* **Exercise directions**
Copy out, unchanged, the stretch of lines that starts with the line containing "card-share-a-compliment[interactable]: Share a" and ends with the line containing "location-group-title: San Francisco", both of those lines included.

___ Information given ___

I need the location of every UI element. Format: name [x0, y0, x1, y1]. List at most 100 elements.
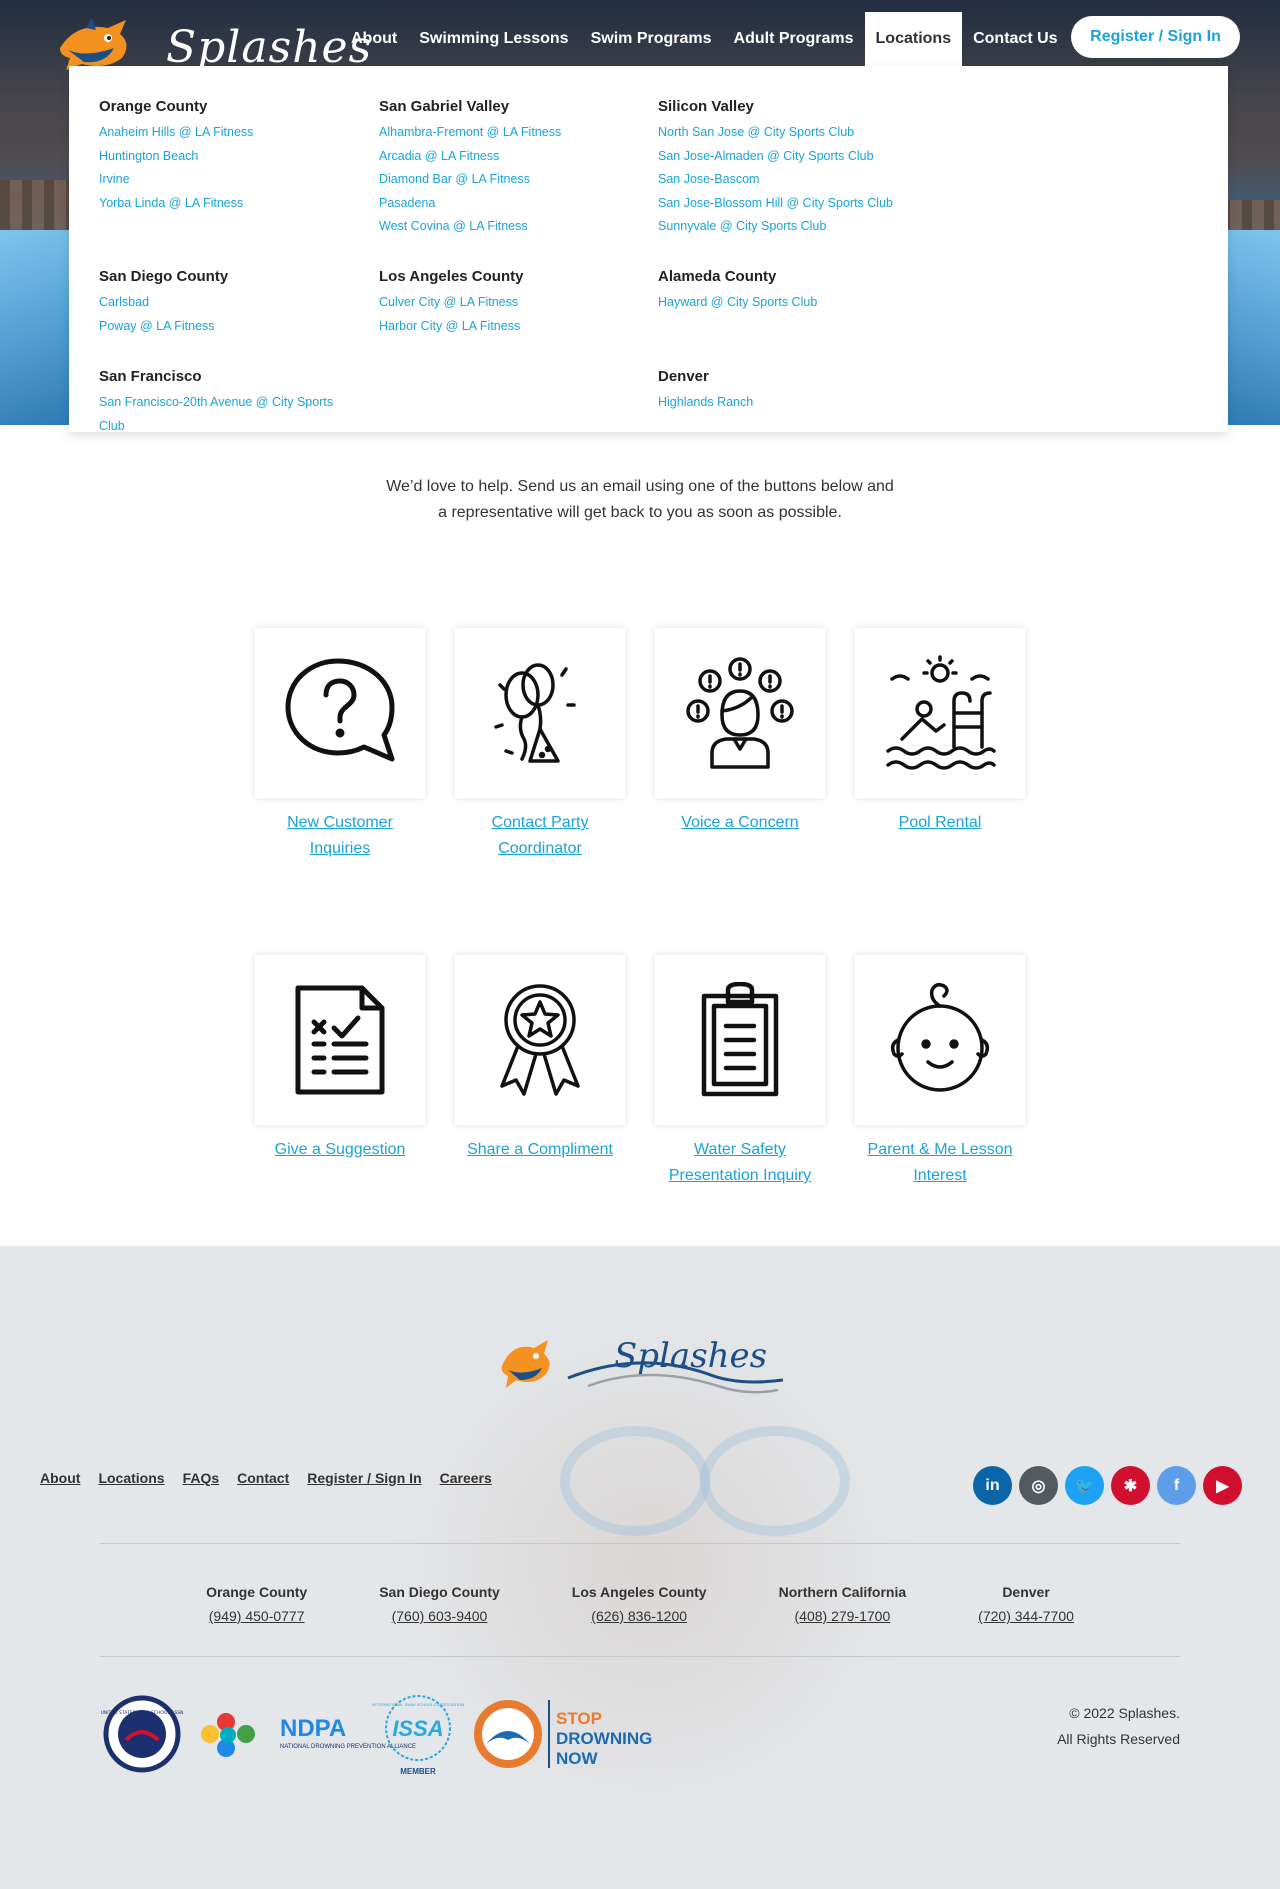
card-share-a-compliment[interactable]: Share a Compliment [455, 955, 625, 1163]
site-logo[interactable]: Splashes [56, 14, 371, 74]
linkedin-icon[interactable]: in [973, 1466, 1012, 1505]
goggles-decoration [700, 1426, 850, 1536]
card-link[interactable]: Give a Suggestion [255, 1137, 425, 1163]
card-parent-me-lesson-interest[interactable]: Parent & Me Lesson Interest [855, 955, 1025, 1189]
card-icon-box[interactable] [655, 955, 825, 1125]
shark-mascot-icon [60, 18, 127, 70]
location-link[interactable]: Sunnyvale @ City Sports Club [658, 215, 928, 239]
location-group-title: San Francisco [99, 368, 202, 385]
card-link[interactable]: Water Safety Presentation Inquiry [655, 1137, 825, 1189]
location-link[interactable]: San Francisco-20th Avenue @ City Sports … [99, 391, 359, 438]
issa-member-logo[interactable]: INTERNATIONAL SWIM SCHOOLS ASSOCIATION I… [372, 1695, 464, 1776]
footer-link-locations[interactable]: Locations [98, 1470, 164, 1486]
stop-drowning-now-logo[interactable]: STOP DROWNING NOW [474, 1700, 652, 1768]
phone-number-link[interactable]: (720) 344-7700 [978, 1604, 1074, 1628]
location-link[interactable]: Anaheim Hills @ LA Fitness [99, 121, 369, 145]
card-icon-box[interactable] [855, 628, 1025, 798]
location-link[interactable]: Huntington Beach [99, 145, 369, 169]
location-group-title: Orange County [99, 98, 208, 115]
footer-links: About Locations FAQs Contact Register / … [40, 1470, 492, 1486]
us-swim-school-association-logo[interactable]: UNITED STATES SWIM SCHOOL ASSN [101, 1695, 184, 1773]
ndpa-logo[interactable]: NDPA NATIONAL DROWNING PREVENTION ALLIAN… [201, 1713, 416, 1757]
location-link[interactable]: Poway @ LA Fitness [99, 315, 369, 339]
card-icon-box[interactable] [455, 955, 625, 1125]
footer-link-careers[interactable]: Careers [440, 1470, 492, 1486]
location-link[interactable]: Irvine [99, 168, 369, 192]
instagram-icon[interactable]: ◎ [1019, 1466, 1058, 1505]
card-new-customer-inquiries[interactable]: New Customer Inquiries [255, 628, 425, 862]
card-icon-box[interactable] [655, 628, 825, 798]
twitter-icon[interactable]: 🐦 [1065, 1466, 1104, 1505]
region-name: Los Angeles County [571, 1584, 707, 1600]
footer-link-faqs[interactable]: FAQs [183, 1470, 220, 1486]
concern-person-icon [686, 657, 794, 769]
copyright-line: All Rights Reserved [1057, 1731, 1180, 1747]
nav-about[interactable]: About [340, 12, 408, 66]
location-link[interactable]: Highlands Ranch [658, 391, 928, 415]
card-icon-box[interactable] [455, 628, 625, 798]
location-link[interactable]: Arcadia @ LA Fitness [379, 145, 649, 169]
card-pool-rental[interactable]: Pool Rental [855, 628, 1025, 836]
svg-text:NATIONAL DROWNING PREVENTION A: NATIONAL DROWNING PREVENTION ALLIANCE [280, 1744, 416, 1750]
card-link[interactable]: Contact Party Coordinator [455, 810, 625, 862]
location-link[interactable]: Diamond Bar @ LA Fitness [379, 168, 649, 192]
svg-text:INTERNATIONAL SWIM SCHOOLS ASS: INTERNATIONAL SWIM SCHOOLS ASSOCIATION [372, 1702, 464, 1707]
footer-link-about[interactable]: About [40, 1470, 80, 1486]
card-link[interactable]: Pool Rental [855, 810, 1025, 836]
card-voice-a-concern[interactable]: Voice a Concern [655, 628, 825, 836]
phone-los-angeles-county: Los Angeles County (626) 836-1200 [536, 1580, 743, 1628]
location-link[interactable]: Yorba Linda @ LA Fitness [99, 192, 369, 216]
phone-northern-california: Northern California (408) 279-1700 [743, 1580, 943, 1628]
location-link[interactable]: Pasadena [379, 192, 649, 216]
card-icon-box[interactable] [255, 628, 425, 798]
facebook-icon[interactable]: f [1157, 1466, 1196, 1505]
intro-line: We’d love to help. Send us an email usin… [386, 478, 894, 495]
location-group-title: San Diego County [99, 268, 229, 285]
phone-number-link[interactable]: (626) 836-1200 [572, 1604, 707, 1628]
footer-link-register[interactable]: Register / Sign In [307, 1470, 421, 1486]
nav-swim-programs[interactable]: Swim Programs [580, 12, 723, 66]
svg-text:UNITED STATES SWIM SCHOOL ASSN: UNITED STATES SWIM SCHOOL ASSN [101, 1710, 184, 1716]
location-link[interactable]: Culver City @ LA Fitness [379, 291, 649, 315]
card-link[interactable]: New Customer Inquiries [255, 810, 425, 862]
location-group-san-francisco: San Francisco San Francisco-20th Avenue … [99, 368, 359, 438]
card-give-a-suggestion[interactable]: Give a Suggestion [255, 955, 425, 1163]
card-icon-box[interactable] [255, 955, 425, 1125]
location-link[interactable]: San Jose-Almaden @ City Sports Club [658, 145, 928, 169]
card-icon-box[interactable] [855, 955, 1025, 1125]
location-link[interactable]: North San Jose @ City Sports Club [658, 121, 928, 145]
card-link[interactable]: Parent & Me Lesson Interest [855, 1137, 1025, 1189]
location-link[interactable]: Carlsbad [99, 291, 369, 315]
location-link[interactable]: Hayward @ City Sports Club [658, 291, 928, 315]
location-link[interactable]: Alhambra-Fremont @ LA Fitness [379, 121, 649, 145]
site-footer: Splashes About Locations FAQs Contact Re… [0, 1246, 1280, 1889]
card-water-safety-presentation[interactable]: Water Safety Presentation Inquiry [655, 955, 825, 1189]
card-link[interactable]: Share a Compliment [455, 1137, 625, 1163]
register-sign-in-button[interactable]: Register / Sign In [1071, 16, 1240, 58]
svg-text:MEMBER: MEMBER [400, 1767, 436, 1776]
location-link[interactable]: West Covina @ LA Fitness [379, 215, 649, 239]
location-group-denver: Denver Highlands Ranch [658, 368, 928, 415]
card-link[interactable]: Voice a Concern [655, 810, 825, 836]
location-link[interactable]: San Jose-Blossom Hill @ City Sports Club [658, 192, 928, 216]
award-ribbon-icon [500, 984, 580, 1096]
affiliation-badges: UNITED STATES SWIM SCHOOL ASSN NDPA NATI… [101, 1695, 652, 1776]
nav-locations[interactable]: Locations [864, 12, 963, 66]
phone-san-diego-county: San Diego County (760) 603-9400 [343, 1580, 536, 1628]
location-link[interactable]: Harbor City @ LA Fitness [379, 315, 649, 339]
nav-adult-programs[interactable]: Adult Programs [723, 12, 865, 66]
nav-contact-us[interactable]: Contact Us [962, 12, 1068, 66]
phone-number-link[interactable]: (760) 603-9400 [379, 1604, 500, 1628]
phone-number-link[interactable]: (949) 450-0777 [206, 1604, 307, 1628]
yelp-icon[interactable]: ✱ [1111, 1466, 1150, 1505]
location-link[interactable]: San Jose-Bascom [658, 168, 928, 192]
baby-face-icon [890, 982, 990, 1092]
youtube-icon[interactable]: ▶ [1203, 1466, 1242, 1505]
card-contact-party-coordinator[interactable]: Contact Party Coordinator [455, 628, 625, 862]
footer-link-contact[interactable]: Contact [237, 1470, 289, 1486]
footer-divider [100, 1656, 1180, 1657]
footer-logo[interactable]: Splashes [498, 1330, 783, 1400]
phone-number-link[interactable]: (408) 279-1700 [779, 1604, 907, 1628]
pool-water-image [0, 230, 80, 425]
nav-swimming-lessons[interactable]: Swimming Lessons [408, 12, 579, 66]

___

* **Answer to the exercise**
card-share-a-compliment[interactable]: Share a Compliment [455, 955, 625, 1163]
site-logo[interactable]: Splashes [56, 14, 371, 74]
linkedin-icon[interactable]: in [973, 1466, 1012, 1505]
goggles-decoration [700, 1426, 850, 1536]
card-link[interactable]: Give a Suggestion [255, 1137, 425, 1163]
card-parent-me-lesson-interest[interactable]: Parent & Me Lesson Interest [855, 955, 1025, 1189]
card-icon-box[interactable] [655, 955, 825, 1125]
shark-mascot-icon [60, 18, 127, 70]
location-link[interactable]: Sunnyvale @ City Sports Club [658, 215, 928, 239]
location-group-title: San Francisco [99, 368, 202, 385]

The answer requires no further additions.